> [REQUIRED WORK]
Filter these entries so that only lines with the word "care" remain.

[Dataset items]

----

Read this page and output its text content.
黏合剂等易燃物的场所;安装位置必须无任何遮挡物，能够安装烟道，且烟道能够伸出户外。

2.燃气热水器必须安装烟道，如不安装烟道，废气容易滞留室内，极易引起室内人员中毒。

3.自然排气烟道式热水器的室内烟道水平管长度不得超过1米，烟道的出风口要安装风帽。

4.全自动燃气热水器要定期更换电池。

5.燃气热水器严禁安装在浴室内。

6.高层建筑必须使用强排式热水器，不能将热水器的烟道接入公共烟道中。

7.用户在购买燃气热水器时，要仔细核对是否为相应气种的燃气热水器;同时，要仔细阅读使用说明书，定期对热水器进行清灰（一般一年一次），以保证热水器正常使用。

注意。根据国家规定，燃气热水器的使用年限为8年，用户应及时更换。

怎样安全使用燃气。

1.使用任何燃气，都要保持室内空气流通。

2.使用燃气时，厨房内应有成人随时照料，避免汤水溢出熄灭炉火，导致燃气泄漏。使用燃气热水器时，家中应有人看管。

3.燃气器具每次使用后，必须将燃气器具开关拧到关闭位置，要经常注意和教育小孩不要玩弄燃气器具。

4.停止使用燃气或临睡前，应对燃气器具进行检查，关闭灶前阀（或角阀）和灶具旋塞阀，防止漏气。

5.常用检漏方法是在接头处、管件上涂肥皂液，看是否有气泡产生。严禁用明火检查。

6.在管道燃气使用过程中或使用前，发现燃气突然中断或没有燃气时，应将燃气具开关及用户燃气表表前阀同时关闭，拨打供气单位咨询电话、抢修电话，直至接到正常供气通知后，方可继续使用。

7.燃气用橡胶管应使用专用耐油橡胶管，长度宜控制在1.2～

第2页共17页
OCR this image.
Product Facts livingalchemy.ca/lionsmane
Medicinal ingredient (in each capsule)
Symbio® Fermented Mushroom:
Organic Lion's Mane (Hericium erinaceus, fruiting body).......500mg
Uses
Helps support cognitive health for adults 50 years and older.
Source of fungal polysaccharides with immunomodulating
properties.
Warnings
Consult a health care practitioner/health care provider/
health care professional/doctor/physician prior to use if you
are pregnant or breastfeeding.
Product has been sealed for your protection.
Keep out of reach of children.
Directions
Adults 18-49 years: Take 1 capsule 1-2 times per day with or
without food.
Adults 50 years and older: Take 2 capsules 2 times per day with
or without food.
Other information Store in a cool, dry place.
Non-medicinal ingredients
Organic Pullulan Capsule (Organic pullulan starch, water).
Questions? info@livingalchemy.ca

----

> [RESULT OF THE EXERCISE]
Consult a health care practitioner/health care provider/
health care professional/doctor/physician prior to use if you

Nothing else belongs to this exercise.